[Items from a data source]
....

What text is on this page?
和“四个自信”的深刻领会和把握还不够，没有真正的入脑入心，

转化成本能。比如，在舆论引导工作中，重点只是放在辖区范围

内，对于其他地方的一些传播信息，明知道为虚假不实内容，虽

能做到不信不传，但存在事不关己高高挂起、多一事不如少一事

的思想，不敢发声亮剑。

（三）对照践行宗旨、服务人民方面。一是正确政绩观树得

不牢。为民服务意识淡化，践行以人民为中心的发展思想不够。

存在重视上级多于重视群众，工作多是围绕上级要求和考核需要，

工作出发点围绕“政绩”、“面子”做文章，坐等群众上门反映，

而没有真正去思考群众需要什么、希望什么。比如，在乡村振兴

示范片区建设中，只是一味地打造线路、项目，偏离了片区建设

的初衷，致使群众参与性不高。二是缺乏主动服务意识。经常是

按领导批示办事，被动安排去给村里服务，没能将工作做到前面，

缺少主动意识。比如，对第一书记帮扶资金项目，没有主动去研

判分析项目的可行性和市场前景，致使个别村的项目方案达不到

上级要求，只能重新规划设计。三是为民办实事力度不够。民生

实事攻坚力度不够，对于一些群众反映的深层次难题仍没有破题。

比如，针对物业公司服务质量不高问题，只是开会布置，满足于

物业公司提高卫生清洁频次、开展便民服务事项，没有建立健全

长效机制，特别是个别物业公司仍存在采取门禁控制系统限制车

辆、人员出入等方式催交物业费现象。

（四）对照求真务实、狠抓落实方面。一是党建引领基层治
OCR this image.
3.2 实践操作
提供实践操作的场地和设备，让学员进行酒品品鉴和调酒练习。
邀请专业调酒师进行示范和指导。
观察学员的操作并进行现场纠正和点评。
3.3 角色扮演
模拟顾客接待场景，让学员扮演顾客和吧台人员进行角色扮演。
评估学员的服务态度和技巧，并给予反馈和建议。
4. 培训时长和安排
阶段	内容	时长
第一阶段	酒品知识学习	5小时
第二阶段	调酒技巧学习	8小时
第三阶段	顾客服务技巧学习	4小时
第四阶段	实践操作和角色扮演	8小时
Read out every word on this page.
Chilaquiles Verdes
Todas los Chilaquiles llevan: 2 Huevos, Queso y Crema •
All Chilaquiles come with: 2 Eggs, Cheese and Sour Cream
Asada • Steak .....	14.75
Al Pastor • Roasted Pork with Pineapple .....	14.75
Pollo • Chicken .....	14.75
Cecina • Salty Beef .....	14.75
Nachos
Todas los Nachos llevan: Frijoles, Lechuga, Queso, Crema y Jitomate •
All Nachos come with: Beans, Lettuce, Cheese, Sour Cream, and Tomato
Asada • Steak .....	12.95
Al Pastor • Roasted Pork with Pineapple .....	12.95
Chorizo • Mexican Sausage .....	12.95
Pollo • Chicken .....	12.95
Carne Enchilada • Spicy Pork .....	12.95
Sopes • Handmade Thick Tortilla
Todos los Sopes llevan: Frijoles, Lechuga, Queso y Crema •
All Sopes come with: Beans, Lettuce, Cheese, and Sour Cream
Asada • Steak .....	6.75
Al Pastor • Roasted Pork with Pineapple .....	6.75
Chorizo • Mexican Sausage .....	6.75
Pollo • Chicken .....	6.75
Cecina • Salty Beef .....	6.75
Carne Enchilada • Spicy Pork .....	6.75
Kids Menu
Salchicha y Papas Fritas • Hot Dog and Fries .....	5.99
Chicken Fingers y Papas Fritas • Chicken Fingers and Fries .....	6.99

....

> [Given request]
Nothing should be changed: write out all of the data as is.

> [Exercise answer]
What text is on this page?
和“四个自信”的深刻领会和把握还不够，没有真正的入脑入心，

转化成本能。比如，在舆论引导工作中，重点只是放在辖区范围

内，对于其他地方的一些传播信息，明知道为虚假不实内容，虽

能做到不信不传，但存在事不关己高高挂起、多一事不如少一事

的思想，不敢发声亮剑。

（三）对照践行宗旨、服务人民方面。一是正确政绩观树得

不牢。为民服务意识淡化，践行以人民为中心的发展思想不够。

存在重视上级多于重视群众，工作多是围绕上级要求和考核需要，

工作出发点围绕“政绩”、“面子”做文章，坐等群众上门反映，

而没有真正去思考群众需要什么、希望什么。比如，在乡村振兴

示范片区建设中，只是一味地打造线路、项目，偏离了片区建设

的初衷，致使群众参与性不高。二是缺乏主动服务意识。经常是

按领导批示办事，被动安排去给村里服务，没能将工作做到前面，

缺少主动意识。比如，对第一书记帮扶资金项目，没有主动去研

判分析项目的可行性和市场前景，致使个别村的项目方案达不到

上级要求，只能重新规划设计。三是为民办实事力度不够。民生

实事攻坚力度不够，对于一些群众反映的深层次难题仍没有破题。

比如，针对物业公司服务质量不高问题，只是开会布置，满足于

物业公司提高卫生清洁频次、开展便民服务事项，没有建立健全

长效机制，特别是个别物业公司仍存在采取门禁控制系统限制车

辆、人员出入等方式催交物业费现象。

（四）对照求真务实、狠抓落实方面。一是党建引领基层治
OCR this image.
3.2 实践操作
提供实践操作的场地和设备，让学员进行酒品品鉴和调酒练习。
邀请专业调酒师进行示范和指导。
观察学员的操作并进行现场纠正和点评。
3.3 角色扮演
模拟顾客接待场景，让学员扮演顾客和吧台人员进行角色扮演。
评估学员的服务态度和技巧，并给予反馈和建议。
4. 培训时长和安排
阶段	内容	时长
第一阶段	酒品知识学习	5小时
第二阶段	调酒技巧学习	8小时
第三阶段	顾客服务技巧学习	4小时
第四阶段	实践操作和角色扮演	8小时
Read out every word on this page.
Chilaquiles Verdes
Todas los Chilaquiles llevan: 2 Huevos, Queso y Crema •
All Chilaquiles come with: 2 Eggs, Cheese and Sour Cream
Asada • Steak .....	14.75
Al Pastor • Roasted Pork with Pineapple .....	14.75
Pollo • Chicken .....	14.75
Cecina • Salty Beef .....	14.75
Nachos
Todas los Nachos llevan: Frijoles, Lechuga, Queso, Crema y Jitomate •
All Nachos come with: Beans, Lettuce, Cheese, Sour Cream, and Tomato
Asada • Steak .....	12.95
Al Pastor • Roasted Pork with Pineapple .....	12.95
Chorizo • Mexican Sausage .....	12.95
Pollo • Chicken .....	12.95
Carne Enchilada • Spicy Pork .....	12.95
Sopes • Handmade Thick Tortilla
Todos los Sopes llevan: Frijoles, Lechuga, Queso y Crema •
All Sopes come with: Beans, Lettuce, Cheese, and Sour Cream
Asada • Steak .....	6.75
Al Pastor • Roasted Pork with Pineapple .....	6.75
Chorizo • Mexican Sausage .....	6.75
Pollo • Chicken .....	6.75
Cecina • Salty Beef .....	6.75
Carne Enchilada • Spicy Pork .....	6.75
Kids Menu
Salchicha y Papas Fritas • Hot Dog and Fries .....	5.99
Chicken Fingers y Papas Fritas • Chicken Fingers and Fries .....	6.99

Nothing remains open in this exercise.